**Texto apresentado:**
******************************
Além disso, o próprio ambiente escolar pode e deve propiciar e fomentar o surgimento de iniciativas de voluntariado, que os movam a se abrir às necessidades dos outros e se lançarem a isso com toda a força de um coração juvenil.
E, também, os pais devem estimular a que os filhos auxiliem ativamente nas tarefas da casa. Desafio o leitor a encontrar onde está escrito no Estatuto da Criança e do Adolescente que eles não podem arrumar camas, guardar roupas, brinquedos e demais pertences etc. Onde está dito que não podem ter encargos em casa, como lavar louça, aparar a grama, ajudar os pais em pequenos consertos?
O trabalho enobrece e dignifica o homem. Canta poeticamente o Gonzaguinha:
E sem o seu trabalho
O homem não tem honra
E sem a sua honra
Se morre, se mata...
Não dá prá ser feliz
Não dá prá ser feliz...
De fato, sem um trabalho não dá para ser feliz. Como então, preparamos nossos filhos e alunos para algo que lhes é tão fundamental para a sua felicidade? Dizem que a nadar se aprende nadando. Ora, com igual ou maior razão, trabalhar se aprende trabalhando, desde cedo, com atividades apropriadas a cada idade.

Independentemente da religião de cada um, é um dado histórico inquestionável que Jesus passou trinta anos da sua vida trabalhando, exercendo uma atividade comum. E mesmo nos anos da sua vida pública, dedicou-se a um incansável trabalho de pregar, de ensinar, de servir... Não seria o caso de imitarmos tão esplêndido exemplo na educação dos nossos filhos e alunos?

segunda-feira, 12 de novembro de 2012

Tirando a máscara em casa

Certa vez um grande homem, ou melhor, um santo, andava irritado pela rua e teve uma feliz ideia: entrou numa dessas cabines de fotografia e tirou um retrato da sua cara mal humorada para que, contemplando depois o quão ridículo era o seu semblante naquela situação, se esforçasse por difundir ao seu redor alegria e bom humor.
A partir desse incidente pitoresco, talvez pudéssemos ser um pouco mais ousados: filmar alguns minutos das nossas vidas no ambiente de trabalho ou nas relações sociais e, depois, contrastar com um filme que reproduz como nos comportamos em casa.
Se assistirmos a esses filmes com atenção, talvez nos surpreendamos ao ver como representamos no ambiente de trabalho e nas conversas com os amigos, talvez fingindo ser quem não somos de verdade. Por outro lado, porém, também notaremos nesses ambientes um esforço, muitas vezes heroico, para nos mostrarmos amáveis, solícitos e sorridentes.
O filme que reproduz a nossa vida em família, porém, talvez nos mostre tal como somos. É o pai que chega cansado ao final do dia e se julga no direito de entrar se arrastando em casa com ares de “tenham pena de mim, que estou cansado”. É, também, a mãe aflita com os muitos afazeres da casa que, somados às suas obrigações profissionais, a põem com os nervos à flor da pele, esbravejando uma lista de lamentações: “é que ninguém me ajuda...”, “eu me mato o dia todo para manter essa casa em ordem e vocês não fazem outra coisa que não bagunçar tudo...”.
******************************
**Trechos dos registros:**
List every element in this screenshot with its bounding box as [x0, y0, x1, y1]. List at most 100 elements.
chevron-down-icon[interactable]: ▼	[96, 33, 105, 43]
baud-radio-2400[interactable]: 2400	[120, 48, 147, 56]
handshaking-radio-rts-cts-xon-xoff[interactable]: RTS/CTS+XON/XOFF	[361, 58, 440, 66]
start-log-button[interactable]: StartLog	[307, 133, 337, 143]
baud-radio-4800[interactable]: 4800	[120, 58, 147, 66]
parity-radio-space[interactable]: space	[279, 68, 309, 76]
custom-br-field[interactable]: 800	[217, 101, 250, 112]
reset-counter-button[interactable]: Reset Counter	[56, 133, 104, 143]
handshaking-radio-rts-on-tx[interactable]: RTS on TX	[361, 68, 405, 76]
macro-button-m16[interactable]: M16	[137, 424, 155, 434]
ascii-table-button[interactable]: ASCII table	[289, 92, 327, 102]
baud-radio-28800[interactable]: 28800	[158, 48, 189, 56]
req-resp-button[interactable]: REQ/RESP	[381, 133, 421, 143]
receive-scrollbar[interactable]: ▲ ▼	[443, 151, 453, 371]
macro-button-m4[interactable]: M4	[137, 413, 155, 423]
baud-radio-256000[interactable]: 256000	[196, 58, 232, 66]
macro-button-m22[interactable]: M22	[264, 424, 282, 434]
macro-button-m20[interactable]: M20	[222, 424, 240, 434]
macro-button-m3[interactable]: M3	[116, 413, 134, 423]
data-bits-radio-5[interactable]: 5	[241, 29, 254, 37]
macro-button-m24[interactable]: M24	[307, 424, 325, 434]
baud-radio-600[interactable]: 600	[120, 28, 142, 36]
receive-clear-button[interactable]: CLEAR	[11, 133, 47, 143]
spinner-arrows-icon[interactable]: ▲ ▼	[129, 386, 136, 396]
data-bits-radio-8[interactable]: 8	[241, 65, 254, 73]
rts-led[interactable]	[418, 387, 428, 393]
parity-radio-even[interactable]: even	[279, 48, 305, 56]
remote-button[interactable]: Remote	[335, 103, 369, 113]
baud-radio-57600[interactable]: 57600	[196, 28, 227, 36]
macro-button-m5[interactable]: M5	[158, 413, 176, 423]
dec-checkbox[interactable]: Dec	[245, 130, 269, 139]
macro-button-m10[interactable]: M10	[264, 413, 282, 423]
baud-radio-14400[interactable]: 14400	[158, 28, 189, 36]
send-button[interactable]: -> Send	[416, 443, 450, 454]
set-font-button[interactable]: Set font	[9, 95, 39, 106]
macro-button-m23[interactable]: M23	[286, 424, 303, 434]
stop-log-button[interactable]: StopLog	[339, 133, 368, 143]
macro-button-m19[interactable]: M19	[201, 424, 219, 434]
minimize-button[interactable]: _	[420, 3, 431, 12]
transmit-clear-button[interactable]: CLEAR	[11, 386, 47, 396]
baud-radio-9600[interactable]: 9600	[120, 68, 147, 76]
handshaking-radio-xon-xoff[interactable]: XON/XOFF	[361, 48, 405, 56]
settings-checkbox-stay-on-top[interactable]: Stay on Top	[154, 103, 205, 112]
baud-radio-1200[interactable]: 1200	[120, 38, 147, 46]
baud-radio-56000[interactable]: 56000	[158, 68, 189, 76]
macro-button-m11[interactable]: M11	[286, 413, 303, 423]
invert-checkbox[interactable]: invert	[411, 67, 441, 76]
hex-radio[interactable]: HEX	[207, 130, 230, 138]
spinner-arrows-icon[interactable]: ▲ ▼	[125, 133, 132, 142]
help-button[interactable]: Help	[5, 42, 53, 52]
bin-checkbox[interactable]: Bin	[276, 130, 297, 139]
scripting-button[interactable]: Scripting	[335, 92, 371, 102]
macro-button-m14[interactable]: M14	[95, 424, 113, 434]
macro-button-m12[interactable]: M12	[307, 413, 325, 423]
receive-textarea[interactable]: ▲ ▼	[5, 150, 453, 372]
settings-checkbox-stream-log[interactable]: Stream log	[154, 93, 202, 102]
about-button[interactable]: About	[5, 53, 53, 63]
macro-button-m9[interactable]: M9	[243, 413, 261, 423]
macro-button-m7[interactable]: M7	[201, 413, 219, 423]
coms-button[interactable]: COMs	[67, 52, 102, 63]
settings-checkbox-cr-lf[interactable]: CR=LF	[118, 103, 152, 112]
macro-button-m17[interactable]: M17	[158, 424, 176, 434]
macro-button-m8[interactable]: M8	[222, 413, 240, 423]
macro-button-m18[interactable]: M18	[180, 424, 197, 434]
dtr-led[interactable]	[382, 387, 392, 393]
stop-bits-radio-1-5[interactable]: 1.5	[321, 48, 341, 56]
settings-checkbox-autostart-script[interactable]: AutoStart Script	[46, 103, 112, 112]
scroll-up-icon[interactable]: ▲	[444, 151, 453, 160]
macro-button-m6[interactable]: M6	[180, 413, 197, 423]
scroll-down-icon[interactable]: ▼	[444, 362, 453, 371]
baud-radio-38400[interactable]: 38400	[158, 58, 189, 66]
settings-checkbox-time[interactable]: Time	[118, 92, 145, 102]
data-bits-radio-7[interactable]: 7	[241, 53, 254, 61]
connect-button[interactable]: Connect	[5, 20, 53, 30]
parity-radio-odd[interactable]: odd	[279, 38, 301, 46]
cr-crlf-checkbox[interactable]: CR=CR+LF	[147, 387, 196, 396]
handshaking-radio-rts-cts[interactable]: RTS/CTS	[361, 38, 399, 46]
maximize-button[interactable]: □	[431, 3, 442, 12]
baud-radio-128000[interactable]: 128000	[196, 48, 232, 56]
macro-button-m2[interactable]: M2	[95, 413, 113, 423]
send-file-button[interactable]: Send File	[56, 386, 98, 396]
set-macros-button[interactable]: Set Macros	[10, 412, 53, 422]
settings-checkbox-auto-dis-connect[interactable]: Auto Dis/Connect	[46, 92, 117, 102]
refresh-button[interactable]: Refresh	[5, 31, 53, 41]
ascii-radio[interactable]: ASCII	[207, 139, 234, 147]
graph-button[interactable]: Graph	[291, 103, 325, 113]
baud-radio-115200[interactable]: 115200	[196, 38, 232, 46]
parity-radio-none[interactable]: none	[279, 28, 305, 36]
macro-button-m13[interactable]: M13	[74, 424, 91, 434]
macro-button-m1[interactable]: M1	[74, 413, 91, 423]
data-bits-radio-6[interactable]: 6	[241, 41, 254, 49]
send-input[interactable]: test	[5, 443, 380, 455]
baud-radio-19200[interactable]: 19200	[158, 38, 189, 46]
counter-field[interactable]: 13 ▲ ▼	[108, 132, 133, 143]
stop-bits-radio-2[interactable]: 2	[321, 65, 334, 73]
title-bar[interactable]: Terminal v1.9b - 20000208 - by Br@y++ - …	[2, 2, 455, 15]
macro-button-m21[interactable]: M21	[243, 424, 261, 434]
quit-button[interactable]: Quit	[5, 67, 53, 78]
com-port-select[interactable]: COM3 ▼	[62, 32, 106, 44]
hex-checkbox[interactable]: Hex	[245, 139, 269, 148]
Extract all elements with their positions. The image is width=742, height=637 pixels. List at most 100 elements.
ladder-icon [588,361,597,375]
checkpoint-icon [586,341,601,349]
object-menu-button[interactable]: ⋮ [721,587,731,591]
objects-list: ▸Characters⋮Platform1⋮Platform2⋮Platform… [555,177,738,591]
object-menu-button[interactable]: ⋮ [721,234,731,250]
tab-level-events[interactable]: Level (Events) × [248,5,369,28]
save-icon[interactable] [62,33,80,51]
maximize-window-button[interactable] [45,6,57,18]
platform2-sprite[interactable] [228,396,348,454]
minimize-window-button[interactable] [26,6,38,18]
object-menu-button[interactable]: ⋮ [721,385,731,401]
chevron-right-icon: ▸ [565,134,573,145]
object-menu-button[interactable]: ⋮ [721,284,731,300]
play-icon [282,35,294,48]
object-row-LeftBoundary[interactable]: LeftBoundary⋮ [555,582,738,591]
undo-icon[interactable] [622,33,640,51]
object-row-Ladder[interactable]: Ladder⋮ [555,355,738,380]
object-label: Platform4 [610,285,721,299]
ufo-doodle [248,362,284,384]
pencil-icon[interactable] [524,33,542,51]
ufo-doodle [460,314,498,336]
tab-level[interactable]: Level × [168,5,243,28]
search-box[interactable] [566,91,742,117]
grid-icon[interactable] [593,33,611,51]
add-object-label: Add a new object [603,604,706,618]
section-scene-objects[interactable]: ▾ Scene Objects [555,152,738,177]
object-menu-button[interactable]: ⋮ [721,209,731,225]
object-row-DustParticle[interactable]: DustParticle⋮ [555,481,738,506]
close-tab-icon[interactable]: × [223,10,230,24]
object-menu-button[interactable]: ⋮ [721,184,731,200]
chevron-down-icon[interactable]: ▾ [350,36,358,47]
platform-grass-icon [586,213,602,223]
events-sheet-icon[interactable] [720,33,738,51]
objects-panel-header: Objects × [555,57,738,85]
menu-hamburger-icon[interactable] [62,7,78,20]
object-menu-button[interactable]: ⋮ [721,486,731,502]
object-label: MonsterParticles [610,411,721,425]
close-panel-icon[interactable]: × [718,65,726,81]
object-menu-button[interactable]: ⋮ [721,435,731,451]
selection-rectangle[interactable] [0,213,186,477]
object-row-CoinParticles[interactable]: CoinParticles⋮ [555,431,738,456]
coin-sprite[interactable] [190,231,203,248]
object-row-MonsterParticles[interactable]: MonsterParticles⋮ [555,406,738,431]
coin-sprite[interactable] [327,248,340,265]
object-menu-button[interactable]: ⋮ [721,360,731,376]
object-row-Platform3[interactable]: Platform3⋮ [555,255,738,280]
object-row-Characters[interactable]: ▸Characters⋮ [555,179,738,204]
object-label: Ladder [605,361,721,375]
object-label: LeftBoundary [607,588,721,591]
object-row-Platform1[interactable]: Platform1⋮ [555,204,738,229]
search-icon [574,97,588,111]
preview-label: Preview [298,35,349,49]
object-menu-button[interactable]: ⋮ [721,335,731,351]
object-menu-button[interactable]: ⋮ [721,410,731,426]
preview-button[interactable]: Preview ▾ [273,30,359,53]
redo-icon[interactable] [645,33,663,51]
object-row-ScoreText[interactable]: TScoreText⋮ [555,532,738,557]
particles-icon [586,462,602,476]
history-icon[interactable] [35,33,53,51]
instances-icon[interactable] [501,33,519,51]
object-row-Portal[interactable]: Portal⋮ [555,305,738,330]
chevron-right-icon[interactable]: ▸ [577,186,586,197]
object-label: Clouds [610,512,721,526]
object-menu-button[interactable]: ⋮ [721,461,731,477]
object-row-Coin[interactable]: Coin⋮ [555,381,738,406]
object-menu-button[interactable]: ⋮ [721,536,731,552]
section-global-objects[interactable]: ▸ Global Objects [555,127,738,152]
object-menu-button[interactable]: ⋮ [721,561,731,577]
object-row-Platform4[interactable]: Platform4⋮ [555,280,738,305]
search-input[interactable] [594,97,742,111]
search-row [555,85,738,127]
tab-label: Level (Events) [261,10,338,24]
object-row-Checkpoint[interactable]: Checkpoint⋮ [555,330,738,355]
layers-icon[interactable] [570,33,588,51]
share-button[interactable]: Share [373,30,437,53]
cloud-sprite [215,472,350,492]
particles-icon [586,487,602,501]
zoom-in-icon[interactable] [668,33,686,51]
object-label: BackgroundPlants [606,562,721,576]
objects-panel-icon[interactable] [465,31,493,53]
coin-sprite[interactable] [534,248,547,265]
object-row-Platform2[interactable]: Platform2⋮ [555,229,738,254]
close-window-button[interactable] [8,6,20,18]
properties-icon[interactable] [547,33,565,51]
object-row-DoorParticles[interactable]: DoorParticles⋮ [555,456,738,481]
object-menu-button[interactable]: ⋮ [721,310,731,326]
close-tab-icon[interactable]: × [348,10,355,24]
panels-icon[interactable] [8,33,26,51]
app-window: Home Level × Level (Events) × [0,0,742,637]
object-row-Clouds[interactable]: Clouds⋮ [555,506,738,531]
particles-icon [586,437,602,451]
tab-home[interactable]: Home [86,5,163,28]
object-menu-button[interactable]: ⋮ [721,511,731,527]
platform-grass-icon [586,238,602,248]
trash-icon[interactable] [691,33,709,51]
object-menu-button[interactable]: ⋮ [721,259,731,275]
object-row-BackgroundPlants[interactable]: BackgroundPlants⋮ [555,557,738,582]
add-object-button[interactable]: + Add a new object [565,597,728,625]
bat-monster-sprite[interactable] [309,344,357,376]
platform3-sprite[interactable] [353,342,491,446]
******************************
**Tarefas:**
1. Diga se cada afirmação abaixo está de acordo com o texto sobre educação e vida familiar, respondendo sim ou não e citando literalmente as palavras do texto que decidem a questão. (a) Jesus passou trinta anos da vida trabalhando numa atividade comum. (b) O santo tirou o retrato num momento em que estava alegre. (c) É o filme do ambiente de trabalho que talvez nos mostre tal como somos.
2. Prossiga com o texto sobre educação e vida familiar a partir do ponto em que ele termina.

**Respostas escritas:**
1.
(a) Sim: "Jesus passou trinta anos da sua vida trabalhando, exercendo uma atividade comum".
(b) Não: "andava irritado pela rua" e "tirou um retrato da sua cara mal humorada".
(c) Não: "O filme que reproduz a nossa vida em família, porém, talvez nos mostre tal como somos."

2.
Penso que esse contraste tem pontos positivos e negativos. Primeiro, a autenticidade e a naturalidade com que nos apresentamos em casa é fundamental para nós mesmos, para o nosso cônjuge e para os nossos filhos. Com efeito, se há um ambiente em que temos o direito e o dever de sermos nós mesmos é no nosso lar.
Porém, naturalidade e simplicidade não se confundem com preguiça, egoísmo ou comodismo. É muito bom estarmos à vontade em casa. Mas é essencial que no seio da nossa família tenhamos um empenho redobrado por manter a alegria e o bom humor. E isso não nos faz representar ou simular ser quem não somos. Um atleta que treina com tenacidade e perseverança, um dia após outro, para superar os seus limites e vencer na próxima disputa, não perde a autenticidade. Continua a ser ele mesmo, porém, cada dia melhor. Obtém um aprimoramento constante que é fruto do esforço pessoal sempre renovado.
Penso que muito maior empenho haveríamos de colocar para estarmos solícitos e alegres ao chegarmos a casa no final de um dia de trabalho.
Conheço um bom pai de família que sempre se esforça por surpreender a esposa. Com frequência traz para ela um buque de flores ou um presente, mesmo quando não é uma data especial, simplesmente para que ela sinta o quanto é importante para ele. O desejo de agir assim não é algo sempre espontâneo. Muitas vezes custa algum esforço. Mas é precisamente na capacidade de se sacrificar que se prova a intensidade e autenticidade do amor.
Sei também de uma mãe e esposa maravilhosa que se esforça para estar bem arrumada em casa, para o marido e os filhos, e não simplesmente quando vai sair ou tem algum compromisso social ou profissional. Mais ainda, muitas vezes tira forças de onde não tem para manter um ar de cordialidade e acolhida no lar. Isso também lhe custa esforço. Mas ela o faz de bom grado, por amor.

No lar não devemos representar. Aliás, em todos os ambientes em que nos movemos deveríamos nos apresentar com simplicidade, sendo autenticamente nós mesmos. Porém, sem deixar de sermos quem somos, cada dia podemos nos esforçar por dar o máximo que pudermos para tornar mais agradável o convívio aos demais. Isso não é vestirmos uma espécie de máscara que oculta nossa verdadeira identidade. Ao contrário, seremos nós mesmos de coração sincero tentando ser melhores para difundir ao nosso redor paz e alegria.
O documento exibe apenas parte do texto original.